Dataset items:
[BEGIN]

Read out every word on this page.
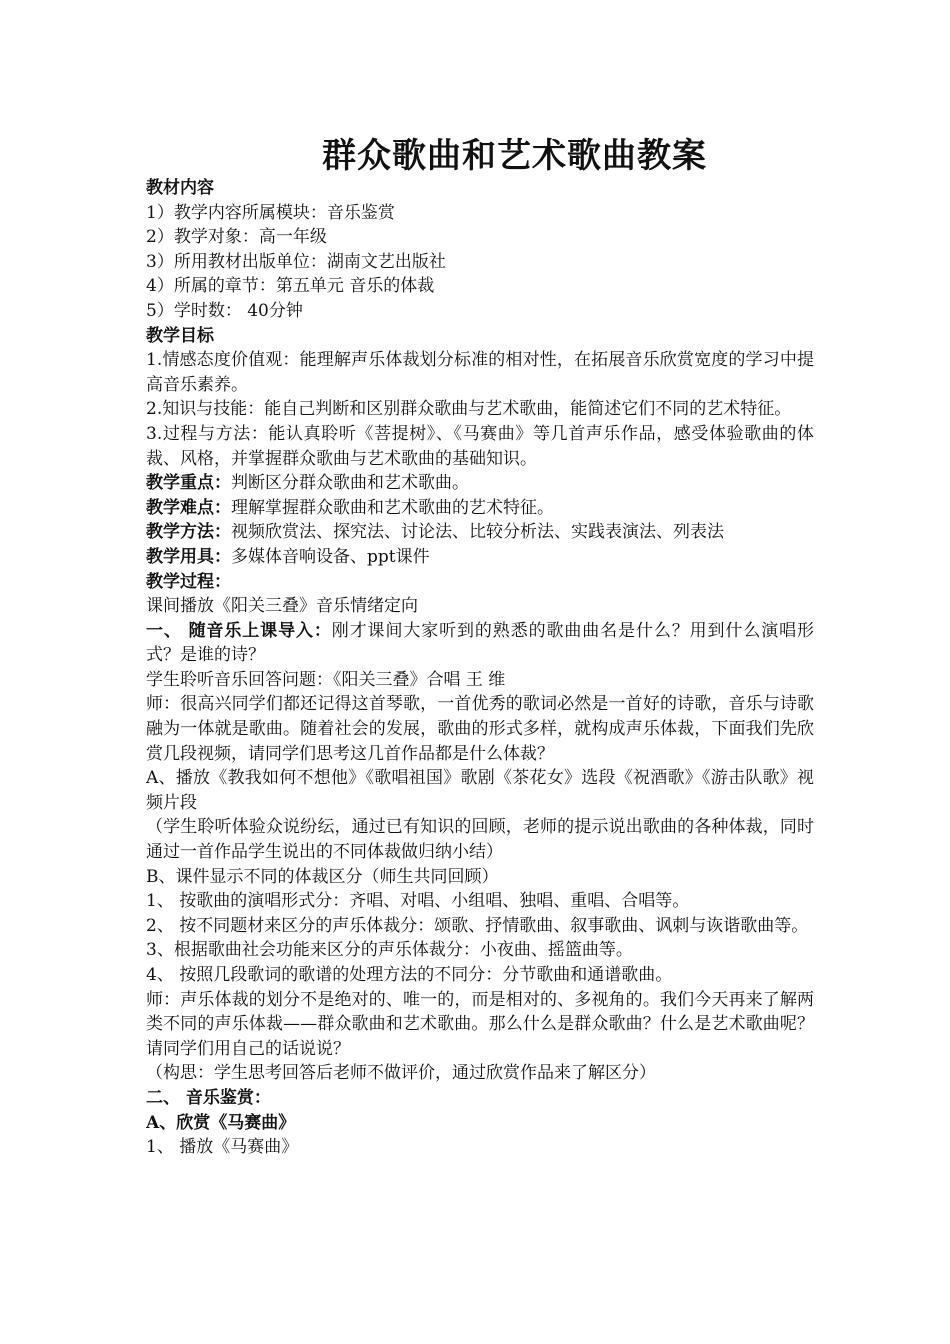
群众歌曲和艺术歌曲教案

教材内容

1）教学内容所属模块：音乐鉴赏

2）教学对象：高一年级

3）所用教材出版单位：湖南文艺出版社

4）所属的章节：第五单元 音乐的体裁

5）学时数： 40分钟

教学目标

1.情感态度价值观：能理解声乐体裁划分标准的相对性，在拓展音乐欣赏宽度的学习中提高音乐素养。

2.知识与技能：能自己判断和区别群众歌曲与艺术歌曲，能简述它们不同的艺术特征。

3.过程与方法：能认真聆听《菩提树》、《马赛曲》等几首声乐作品，感受体验歌曲的体裁、风格，并掌握群众歌曲与艺术歌曲的基础知识。

教学重点：判断区分群众歌曲和艺术歌曲。

教学难点：理解掌握群众歌曲和艺术歌曲的艺术特征。

教学方法：视频欣赏法、探究法、讨论法、比较分析法、实践表演法、列表法

教学用具：多媒体音响设备、ppt课件

教学过程：

课间播放《阳关三叠》音乐情绪定向

一、 随音乐上课导入：刚才课间大家听到的熟悉的歌曲曲名是什么？用到什么演唱形式？是谁的诗？

学生聆听音乐回答问题：《阳关三叠》合唱 王 维

师：很高兴同学们都还记得这首琴歌，一首优秀的歌词必然是一首好的诗歌，音乐与诗歌融为一体就是歌曲。随着社会的发展，歌曲的形式多样，就构成声乐体裁，下面我们先欣赏几段视频，请同学们思考这几首作品都是什么体裁？

A、播放《教我如何不想他》《歌唱祖国》歌剧《茶花女》选段《祝酒歌》《游击队歌》视频片段

（学生聆听体验众说纷纭，通过已有知识的回顾，老师的提示说出歌曲的各种体裁，同时通过一首作品学生说出的不同体裁做归纳小结）

B、课件显示不同的体裁区分（师生共同回顾）

1、 按歌曲的演唱形式分：齐唱、对唱、小组唱、独唱、重唱、合唱等。

2、 按不同题材来区分的声乐体裁分：颂歌、抒情歌曲、叙事歌曲、讽刺与诙谐歌曲等。

3、根据歌曲社会功能来区分的声乐体裁分：小夜曲、摇篮曲等。

4、 按照几段歌词的歌谱的处理方法的不同分：分节歌曲和通谱歌曲。

师：声乐体裁的划分不是绝对的、唯一的，而是相对的、多视角的。我们今天再来了解两类不同的声乐体裁——群众歌曲和艺术歌曲。那么什么是群众歌曲？什么是艺术歌曲呢？请同学们用自己的话说说？

（构思：学生思考回答后老师不做评价，通过欣赏作品来了解区分）

二、 音乐鉴赏：

A、欣赏《马赛曲》

1、 播放《马赛曲》
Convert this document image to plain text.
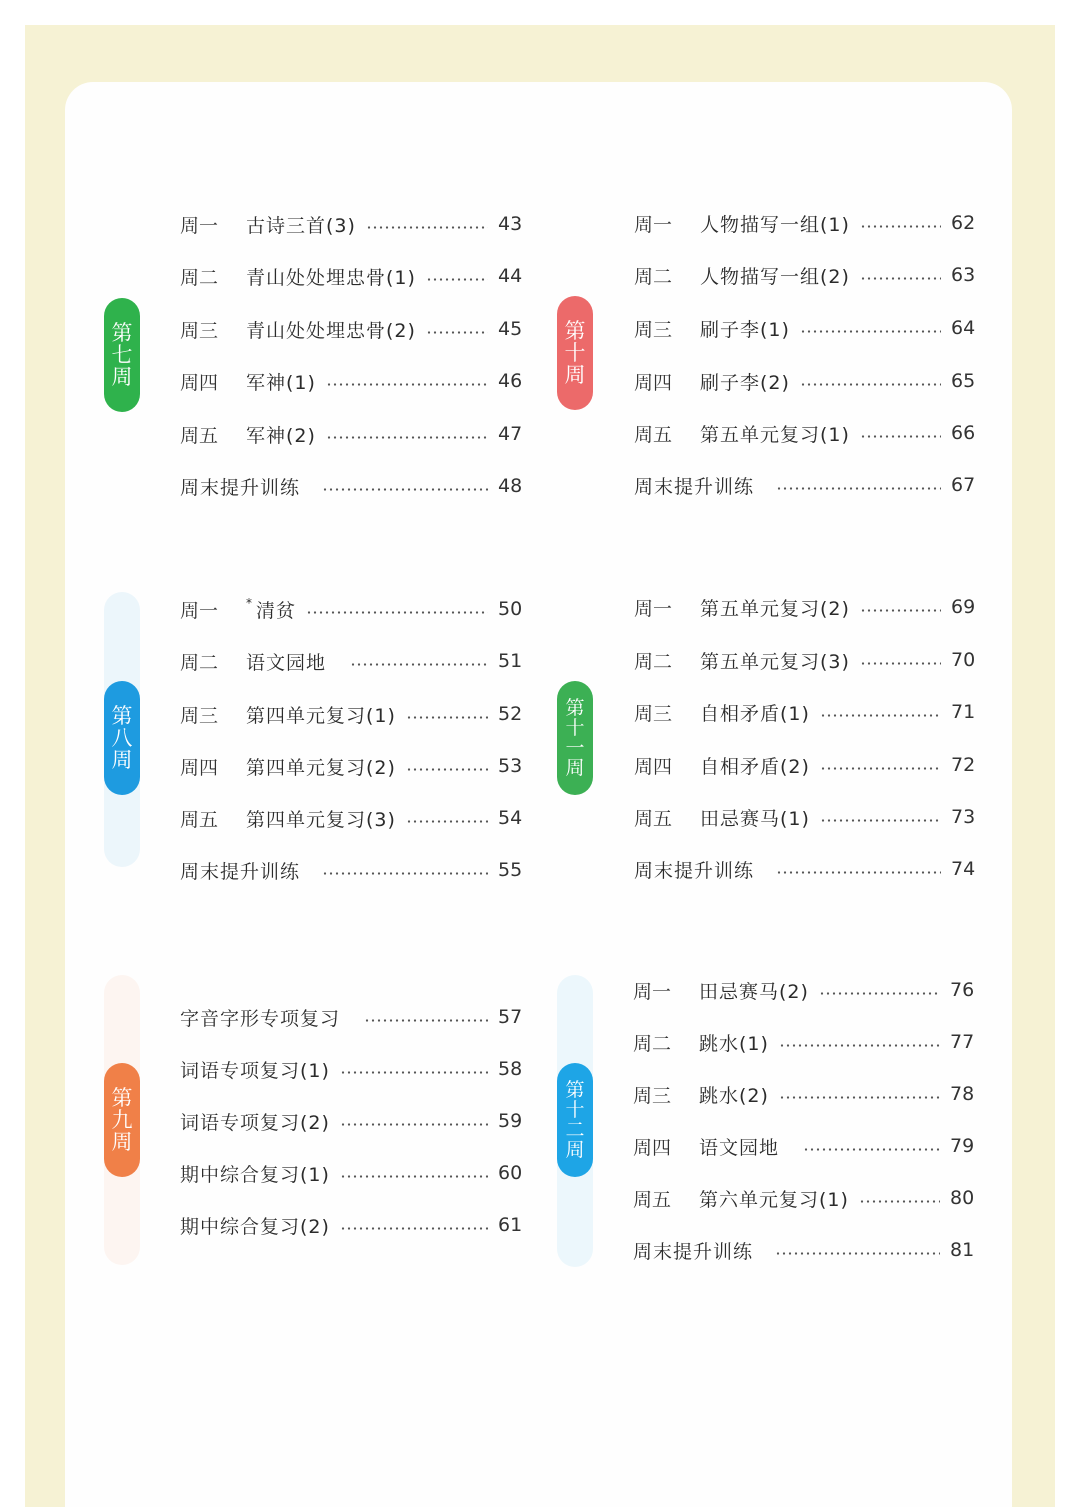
第
七
周
周一	古诗三首(3)	43
周二	青山处处埋忠骨(1)	44
周三	青山处处埋忠骨(2)	45
周四	军神(1)	46
周五	军神(2)	47
周末提升训练	48
第
八
周
周一	* 清贫	50
周二	语文园地	51
周三	第四单元复习(1)	52
周四	第四单元复习(2)	53
周五	第四单元复习(3)	54
周末提升训练	55
第
九
周
字音字形专项复习	57
词语专项复习(1)	58
词语专项复习(2)	59
期中综合复习(1)	60
期中综合复习(2)	61
第
十
周
周一	人物描写一组(1)	62
周二	人物描写一组(2)	63
周三	刷子李(1)	64
周四	刷子李(2)	65
周五	第五单元复习(1)	66
周末提升训练	67
第
十
一
周
周一	第五单元复习(2)	69
周二	第五单元复习(3)	70
周三	自相矛盾(1)	71
周四	自相矛盾(2)	72
周五	田忌赛马(1)	73
周末提升训练	74
第
十
二
周
周一	田忌赛马(2)	76
周二	跳水(1)	77
周三	跳水(2)	78
周四	语文园地	79
周五	第六单元复习(1)	80
周末提升训练	81
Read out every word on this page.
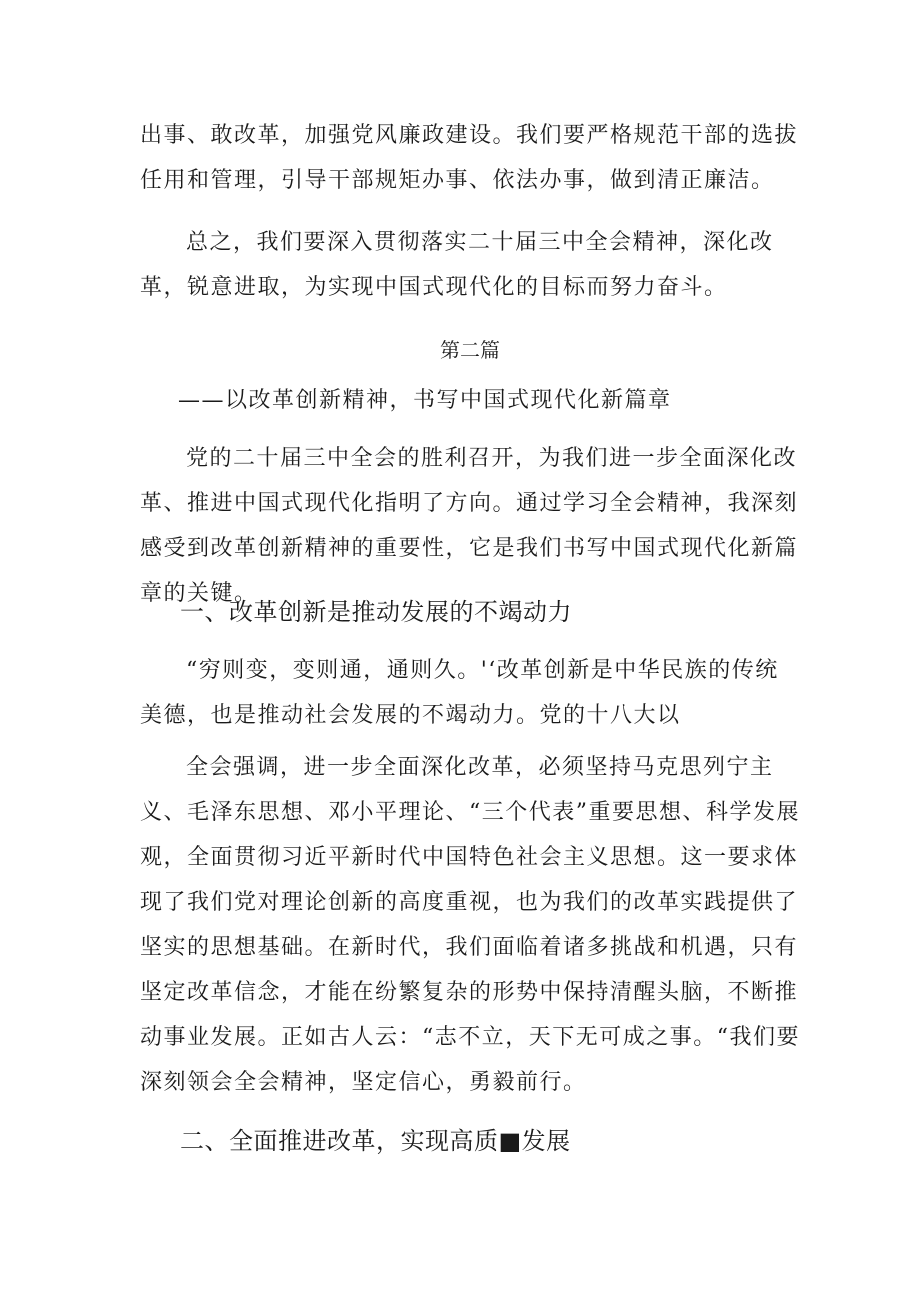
出事、敢改革，加强党风廉政建设。我们要严格规范干部的选拔任用和管理，引导干部规矩办事、依法办事，做到清正廉洁。

总之，我们要深入贯彻落实二十届三中全会精神，深化改革，锐意进取，为实现中国式现代化的目标而努力奋斗。

第二篇

——以改革创新精神，书写中国式现代化新篇章

党的二十届三中全会的胜利召开，为我们进一步全面深化改革、推进中国式现代化指明了方向。通过学习全会精神，我深刻感受到改革创新精神的重要性，它是我们书写中国式现代化新篇章的关键。

一、改革创新是推动发展的不竭动力

“穷则变，变则通，通则久。'‘改革创新是中华民族的传统美德，也是推动社会发展的不竭动力。党的十八大以

全会强调，进一步全面深化改革，必须坚持马克思列宁主义、毛泽东思想、邓小平理论、“三个代表”重要思想、科学发展观，全面贯彻习近平新时代中国特色社会主义思想。这一要求体现了我们党对理论创新的高度重视，也为我们的改革实践提供了坚实的思想基础。在新时代，我们面临着诸多挑战和机遇，只有坚定改革信念，才能在纷繁复杂的形势中保持清醒头脑，不断推动事业发展。正如古人云：“志不立，天下无可成之事。“我们要深刻领会全会精神，坚定信心，勇毅前行。

二、全面推进改革，实现高质■发展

[END]

◆ WORK TO DO ◆
Look through the lines above and collect those with the word "阳关三叠".

◆ EXERCISE RESULT ◆
课间播放《阳关三叠》音乐情绪定向
学生聆听音乐回答问题：《阳关三叠》合唱 王 维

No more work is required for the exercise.